• _WHAT YOU WILL DO_: Filter these entries so that only lines with the word "сертификата" remain.

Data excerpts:
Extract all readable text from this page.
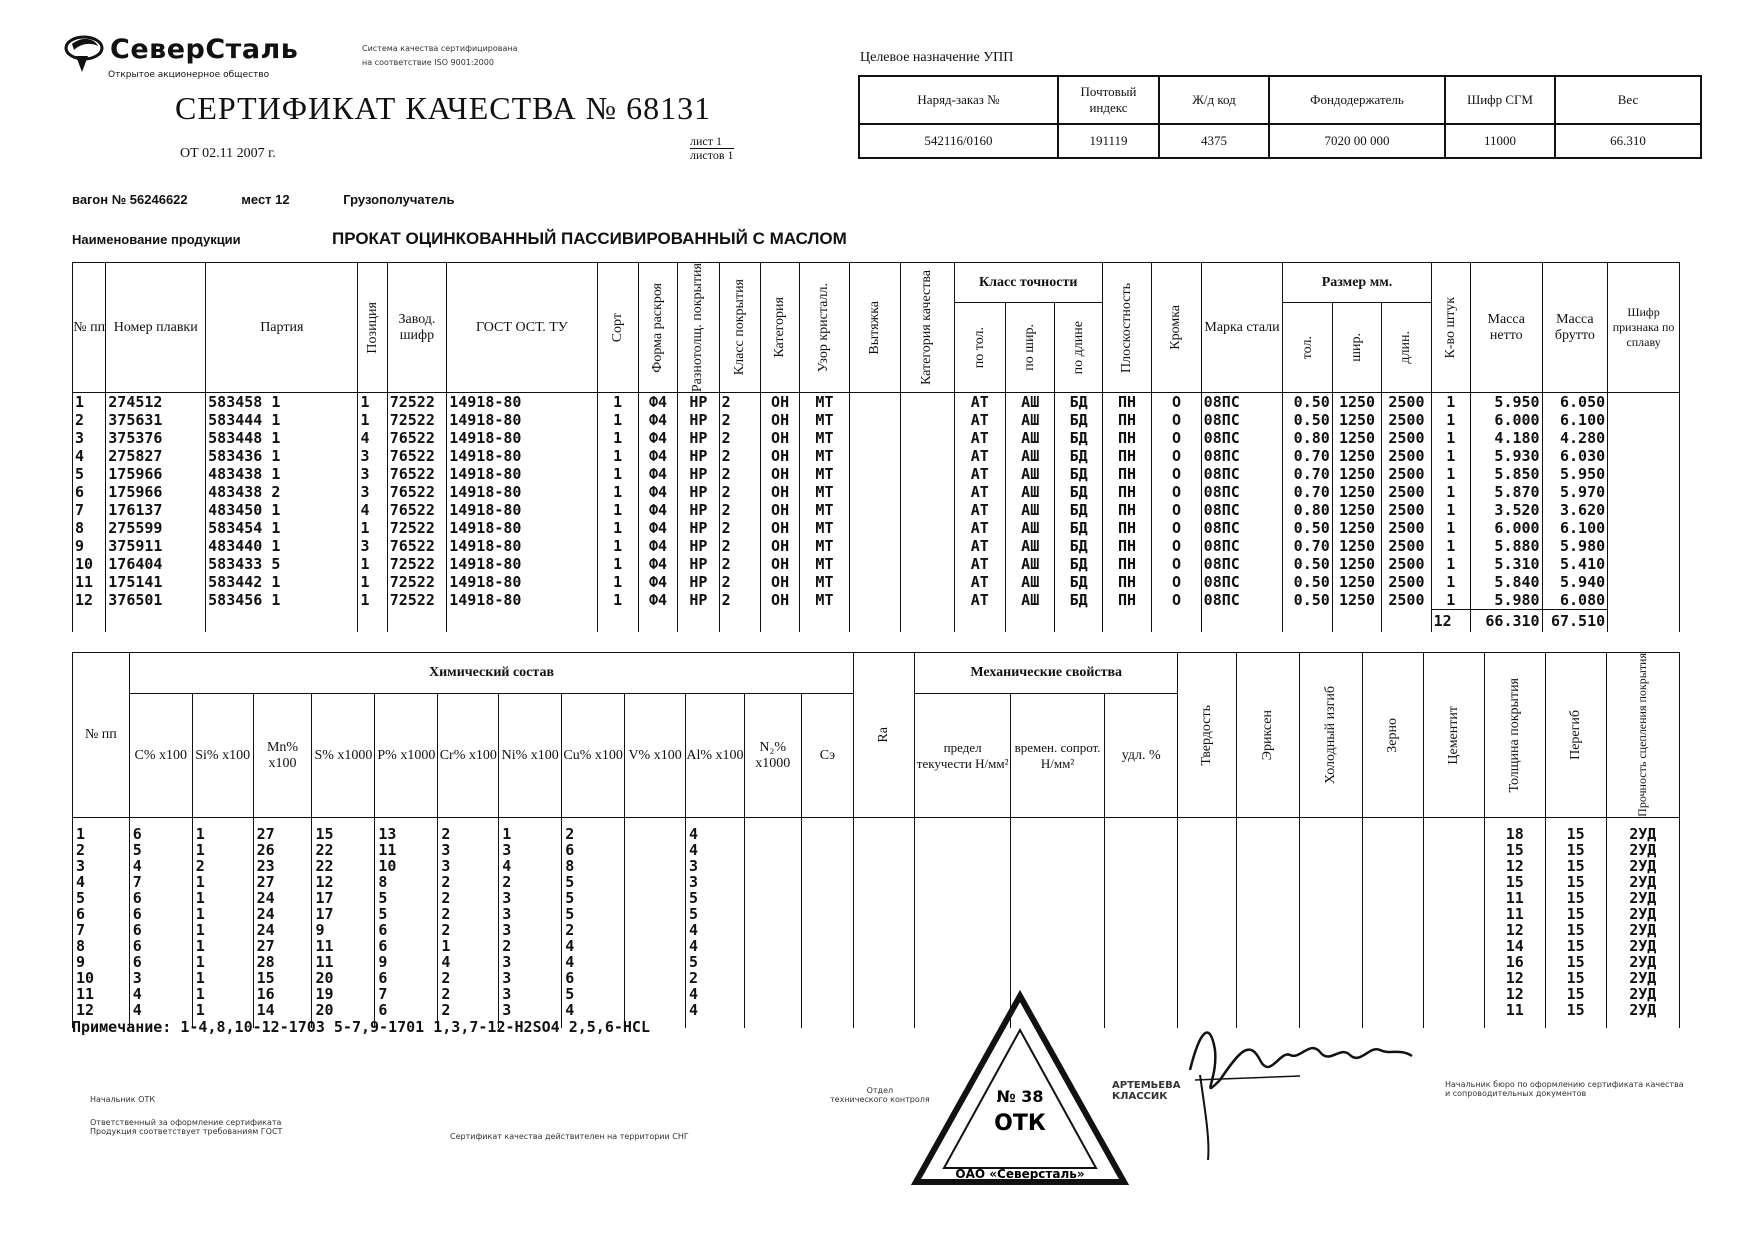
СеверСталь
Открытое акционерное общество
Система качества сертифицирована
на соответствие ISO 9001:2000
СЕРТИФИКАТ КАЧЕСТВА № 68131
ОТ 02.11 2007 г.
лист 1
листов 1
Целевое назначение УПП
Наряд-заказ №	Почтовый индекс	Ж/д код	Фондодержатель	Шифр СГМ	Вес
542116/0160	191119	4375	7020 00 000	11000	66.310
вагон № 56246622	мест 12	Грузополучатель
Наименование продукции	ПРОКАТ ОЦИНКОВАННЫЙ ПАССИВИРОВАННЫЙ С МАСЛОМ
№ пп	Номер плавки	Партия	Позиция	Завод. шифр	ГОСТ ОСТ. ТУ	Сорт	Форма раскроя	Разнотолщ. покрытия	Класс покрытия	Категория	Узор кристалл.	Вытяжка	Категория качества	Класс точности			Плоскостность	Кромка	Марка стали	Размер мм.			К-во штук	Масса нетто	Масса брутто	Шифр признака по сплаву

														по тол.	по шир.	по длине				тол.	шир.	длин.				

1	274512	583458 1	1	72522	14918-80	1	Ф4	НР	2	ОН	МТ			АТ	АШ	БД	ПН	О	08ПС	0.50	1250	2500	1	5.950	6.050	
2	375631	583444 1	1	72522	14918-80	1	Ф4	НР	2	ОН	МТ			АТ	АШ	БД	ПН	О	08ПС	0.50	1250	2500	1	6.000	6.100	
3	375376	583448 1	4	76522	14918-80	1	Ф4	НР	2	ОН	МТ			АТ	АШ	БД	ПН	О	08ПС	0.80	1250	2500	1	4.180	4.280	
4	275827	583436 1	3	76522	14918-80	1	Ф4	НР	2	ОН	МТ			АТ	АШ	БД	ПН	О	08ПС	0.70	1250	2500	1	5.930	6.030	
5	175966	483438 1	3	76522	14918-80	1	Ф4	НР	2	ОН	МТ			АТ	АШ	БД	ПН	О	08ПС	0.70	1250	2500	1	5.850	5.950	
6	175966	483438 2	3	76522	14918-80	1	Ф4	НР	2	ОН	МТ			АТ	АШ	БД	ПН	О	08ПС	0.70	1250	2500	1	5.870	5.970	
7	176137	483450 1	4	76522	14918-80	1	Ф4	НР	2	ОН	МТ			АТ	АШ	БД	ПН	О	08ПС	0.80	1250	2500	1	3.520	3.620	
8	275599	583454 1	1	72522	14918-80	1	Ф4	НР	2	ОН	МТ			АТ	АШ	БД	ПН	О	08ПС	0.50	1250	2500	1	6.000	6.100	
9	375911	483440 1	3	76522	14918-80	1	Ф4	НР	2	ОН	МТ			АТ	АШ	БД	ПН	О	08ПС	0.70	1250	2500	1	5.880	5.980	
10	176404	583433 5	1	72522	14918-80	1	Ф4	НР	2	ОН	МТ			АТ	АШ	БД	ПН	О	08ПС	0.50	1250	2500	1	5.310	5.410	
11	175141	583442 1	1	72522	14918-80	1	Ф4	НР	2	ОН	МТ			АТ	АШ	БД	ПН	О	08ПС	0.50	1250	2500	1	5.840	5.940	
12	376501	583456 1	1	72522	14918-80	1	Ф4	НР	2	ОН	МТ			АТ	АШ	БД	ПН	О	08ПС	0.50	1250	2500	1	5.980	6.080	
																							12	66.310	67.510	
№ пп	Химический состав												Ra	Механические свойства			Твердость	Эриксен	Холодный изгиб	Зерно	Цементит	Толщина покрытия	Перегиб	Прочность сцепления покрытия

	C% x100	Si% x100	Mn% x100	S% x1000	P% x1000	Cr% x100	Ni% x100	Cu% x100	V% x100	Al% x100	N₂% x1000	Cэ		предел текучести Н/мм²	времен. сопрот. Н/мм²	удл. %								

1	6	1	27	15	13	2	1	2		4												18	15	2УД
2	5	1	26	22	11	3	3	6		4												15	15	2УД
3	4	2	23	22	10	3	4	8		3												12	15	2УД
4	7	1	27	12	8	2	2	5		3												15	15	2УД
5	6	1	24	17	5	2	3	5		5												11	15	2УД
6	6	1	24	17	5	2	3	5		5												11	15	2УД
7	6	1	24	9	6	2	3	2		4												12	15	2УД
8	6	1	27	11	6	1	2	4		4												14	15	2УД
9	6	1	28	11	9	4	3	4		5												16	15	2УД
10	3	1	15	20	6	2	3	6		2												12	15	2УД
11	4	1	16	19	7	2	3	5		4												12	15	2УД
12	4	1	14	20	6	2	3	4		4												11	15	2УД

Примечание: 1-4,8,10-12-1703 5-7,9-1701 1,3,7-12-H2SO4 2,5,6-HCL
Начальник ОТК
Ответственный за оформление сертификата
Продукция соответствует требованиям ГОСТ
Отдел
технического контроля
Сертификат качества действителен на территории СНГ
АРТЕМЬЕВА
КЛАССИК
Начальник бюро по оформлению сертификата качества
и сопроводительных документов
ОТК
№ 38
ОАО «Северсталь»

• _SOLUTION TO THE EXERCISE_:
Ответственный за оформление сертификата
Начальник бюро по оформлению сертификата качества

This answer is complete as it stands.